Written task :: Search the listing for the string "name" and copy every line that contains it.

Material shown ::

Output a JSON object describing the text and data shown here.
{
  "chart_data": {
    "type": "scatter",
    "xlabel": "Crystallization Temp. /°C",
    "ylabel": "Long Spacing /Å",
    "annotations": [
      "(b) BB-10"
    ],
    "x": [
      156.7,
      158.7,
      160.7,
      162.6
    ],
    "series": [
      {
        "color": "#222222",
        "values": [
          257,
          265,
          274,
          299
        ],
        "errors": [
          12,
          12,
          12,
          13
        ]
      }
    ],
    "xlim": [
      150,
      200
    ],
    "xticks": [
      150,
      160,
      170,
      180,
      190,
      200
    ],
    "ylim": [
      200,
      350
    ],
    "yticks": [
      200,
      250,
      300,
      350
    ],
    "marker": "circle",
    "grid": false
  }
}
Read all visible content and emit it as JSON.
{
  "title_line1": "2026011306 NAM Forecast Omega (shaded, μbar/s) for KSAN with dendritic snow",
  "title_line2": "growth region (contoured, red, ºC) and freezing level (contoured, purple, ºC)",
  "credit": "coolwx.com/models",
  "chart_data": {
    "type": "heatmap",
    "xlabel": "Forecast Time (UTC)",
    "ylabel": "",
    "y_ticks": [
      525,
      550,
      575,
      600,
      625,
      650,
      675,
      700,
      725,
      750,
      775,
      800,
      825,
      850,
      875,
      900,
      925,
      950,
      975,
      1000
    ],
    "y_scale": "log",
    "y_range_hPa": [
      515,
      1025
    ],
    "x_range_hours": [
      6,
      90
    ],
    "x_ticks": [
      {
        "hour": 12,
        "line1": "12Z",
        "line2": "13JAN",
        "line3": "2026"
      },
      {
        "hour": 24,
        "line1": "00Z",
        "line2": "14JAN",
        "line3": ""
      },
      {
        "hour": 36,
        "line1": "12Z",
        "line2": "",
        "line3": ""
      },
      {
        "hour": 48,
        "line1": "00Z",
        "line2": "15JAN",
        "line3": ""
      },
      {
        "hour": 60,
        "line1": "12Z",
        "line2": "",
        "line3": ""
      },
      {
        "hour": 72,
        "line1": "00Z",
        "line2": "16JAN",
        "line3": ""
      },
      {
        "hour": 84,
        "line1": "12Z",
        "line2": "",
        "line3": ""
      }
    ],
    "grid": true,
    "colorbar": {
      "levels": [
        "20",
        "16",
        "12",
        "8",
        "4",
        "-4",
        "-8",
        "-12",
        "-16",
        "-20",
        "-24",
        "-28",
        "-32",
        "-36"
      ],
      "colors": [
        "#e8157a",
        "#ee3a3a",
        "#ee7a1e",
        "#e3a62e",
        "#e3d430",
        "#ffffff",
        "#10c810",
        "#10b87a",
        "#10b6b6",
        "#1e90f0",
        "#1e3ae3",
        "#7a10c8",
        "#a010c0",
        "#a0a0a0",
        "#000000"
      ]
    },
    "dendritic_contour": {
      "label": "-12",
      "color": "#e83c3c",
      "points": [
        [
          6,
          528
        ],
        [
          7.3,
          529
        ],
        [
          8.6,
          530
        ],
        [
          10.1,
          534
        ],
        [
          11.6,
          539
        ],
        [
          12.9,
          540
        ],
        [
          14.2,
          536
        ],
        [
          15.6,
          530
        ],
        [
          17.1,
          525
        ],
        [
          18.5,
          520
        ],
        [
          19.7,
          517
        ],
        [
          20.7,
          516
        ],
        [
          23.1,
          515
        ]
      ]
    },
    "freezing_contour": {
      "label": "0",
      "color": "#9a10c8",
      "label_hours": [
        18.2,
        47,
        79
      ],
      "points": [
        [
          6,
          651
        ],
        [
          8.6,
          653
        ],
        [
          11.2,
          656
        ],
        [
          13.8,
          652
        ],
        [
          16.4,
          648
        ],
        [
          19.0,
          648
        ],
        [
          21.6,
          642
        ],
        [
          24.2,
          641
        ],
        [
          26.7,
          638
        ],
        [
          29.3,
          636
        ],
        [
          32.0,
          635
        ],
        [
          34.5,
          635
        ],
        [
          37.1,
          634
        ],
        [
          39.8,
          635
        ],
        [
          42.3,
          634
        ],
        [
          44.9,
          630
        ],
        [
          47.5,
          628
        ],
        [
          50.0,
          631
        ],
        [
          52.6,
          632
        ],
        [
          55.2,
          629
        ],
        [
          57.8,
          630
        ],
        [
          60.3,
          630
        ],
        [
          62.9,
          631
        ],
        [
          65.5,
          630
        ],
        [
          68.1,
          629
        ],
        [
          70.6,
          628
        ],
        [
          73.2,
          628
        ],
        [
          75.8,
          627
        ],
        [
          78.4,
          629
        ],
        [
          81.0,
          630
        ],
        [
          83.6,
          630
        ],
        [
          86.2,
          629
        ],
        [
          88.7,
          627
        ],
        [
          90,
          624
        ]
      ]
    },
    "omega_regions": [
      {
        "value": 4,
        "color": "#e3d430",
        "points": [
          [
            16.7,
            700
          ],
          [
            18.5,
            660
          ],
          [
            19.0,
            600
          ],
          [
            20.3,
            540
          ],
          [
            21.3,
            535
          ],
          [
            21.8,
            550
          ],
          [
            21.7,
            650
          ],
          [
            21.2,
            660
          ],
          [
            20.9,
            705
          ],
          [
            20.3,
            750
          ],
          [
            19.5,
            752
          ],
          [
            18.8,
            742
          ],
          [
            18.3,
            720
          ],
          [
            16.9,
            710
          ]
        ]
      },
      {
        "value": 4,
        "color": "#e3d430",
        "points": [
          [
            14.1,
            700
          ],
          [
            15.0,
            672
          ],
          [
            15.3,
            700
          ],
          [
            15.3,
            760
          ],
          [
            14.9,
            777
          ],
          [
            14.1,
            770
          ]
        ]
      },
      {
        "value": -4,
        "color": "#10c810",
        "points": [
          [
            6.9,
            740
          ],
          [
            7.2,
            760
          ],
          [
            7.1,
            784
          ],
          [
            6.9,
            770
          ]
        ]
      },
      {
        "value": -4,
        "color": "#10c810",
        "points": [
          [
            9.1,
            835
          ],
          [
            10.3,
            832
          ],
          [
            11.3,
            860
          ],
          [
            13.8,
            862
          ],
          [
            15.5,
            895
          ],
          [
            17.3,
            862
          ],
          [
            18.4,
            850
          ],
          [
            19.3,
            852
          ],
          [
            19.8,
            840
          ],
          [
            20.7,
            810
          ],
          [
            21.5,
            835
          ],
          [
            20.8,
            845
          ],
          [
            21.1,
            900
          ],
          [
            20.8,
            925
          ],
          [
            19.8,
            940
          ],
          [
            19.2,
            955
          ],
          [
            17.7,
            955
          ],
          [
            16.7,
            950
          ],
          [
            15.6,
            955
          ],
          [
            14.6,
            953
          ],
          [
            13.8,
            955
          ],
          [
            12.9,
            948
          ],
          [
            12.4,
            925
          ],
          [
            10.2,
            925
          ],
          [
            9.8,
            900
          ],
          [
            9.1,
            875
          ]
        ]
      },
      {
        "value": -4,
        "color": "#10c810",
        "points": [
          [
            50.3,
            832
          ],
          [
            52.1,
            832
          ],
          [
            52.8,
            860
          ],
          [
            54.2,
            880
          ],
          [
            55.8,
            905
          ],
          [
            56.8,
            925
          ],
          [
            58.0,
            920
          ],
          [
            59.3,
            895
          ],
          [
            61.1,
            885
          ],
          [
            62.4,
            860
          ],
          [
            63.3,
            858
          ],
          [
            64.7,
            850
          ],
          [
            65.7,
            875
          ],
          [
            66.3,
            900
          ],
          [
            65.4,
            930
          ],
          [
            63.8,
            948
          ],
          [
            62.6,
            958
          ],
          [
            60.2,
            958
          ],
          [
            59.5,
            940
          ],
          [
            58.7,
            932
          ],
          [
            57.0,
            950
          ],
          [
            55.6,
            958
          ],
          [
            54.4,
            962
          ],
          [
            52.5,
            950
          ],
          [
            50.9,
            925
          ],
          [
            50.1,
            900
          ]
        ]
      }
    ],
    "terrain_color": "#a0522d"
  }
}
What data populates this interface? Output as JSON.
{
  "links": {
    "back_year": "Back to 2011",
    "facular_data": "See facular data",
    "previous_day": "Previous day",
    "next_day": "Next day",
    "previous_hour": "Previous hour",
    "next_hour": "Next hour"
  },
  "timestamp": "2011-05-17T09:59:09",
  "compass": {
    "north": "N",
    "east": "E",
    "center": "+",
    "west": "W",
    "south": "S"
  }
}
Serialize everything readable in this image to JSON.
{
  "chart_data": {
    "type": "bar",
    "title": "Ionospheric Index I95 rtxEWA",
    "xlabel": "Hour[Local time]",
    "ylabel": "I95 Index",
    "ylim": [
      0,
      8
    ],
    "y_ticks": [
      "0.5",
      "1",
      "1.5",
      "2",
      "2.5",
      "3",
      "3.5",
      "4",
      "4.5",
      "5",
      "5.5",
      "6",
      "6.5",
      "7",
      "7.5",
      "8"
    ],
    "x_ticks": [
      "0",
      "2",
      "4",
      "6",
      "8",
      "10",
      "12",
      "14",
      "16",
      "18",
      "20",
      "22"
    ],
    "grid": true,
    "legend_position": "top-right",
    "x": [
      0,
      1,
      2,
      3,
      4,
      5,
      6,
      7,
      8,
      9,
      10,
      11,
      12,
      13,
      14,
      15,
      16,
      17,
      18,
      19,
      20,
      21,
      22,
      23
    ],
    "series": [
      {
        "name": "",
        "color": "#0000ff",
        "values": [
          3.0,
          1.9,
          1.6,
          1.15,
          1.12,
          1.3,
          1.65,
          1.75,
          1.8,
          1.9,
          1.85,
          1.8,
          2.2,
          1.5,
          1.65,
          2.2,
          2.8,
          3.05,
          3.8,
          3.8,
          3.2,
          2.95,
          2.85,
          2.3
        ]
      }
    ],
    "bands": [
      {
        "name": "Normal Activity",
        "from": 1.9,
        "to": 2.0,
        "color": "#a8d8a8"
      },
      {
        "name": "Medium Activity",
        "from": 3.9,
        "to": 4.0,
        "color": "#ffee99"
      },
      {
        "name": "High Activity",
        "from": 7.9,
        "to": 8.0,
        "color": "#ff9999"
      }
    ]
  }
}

The reply ::
        "name": "",
        "name": "Normal Activity",
        "name": "Medium Activity",
        "name": "High Activity",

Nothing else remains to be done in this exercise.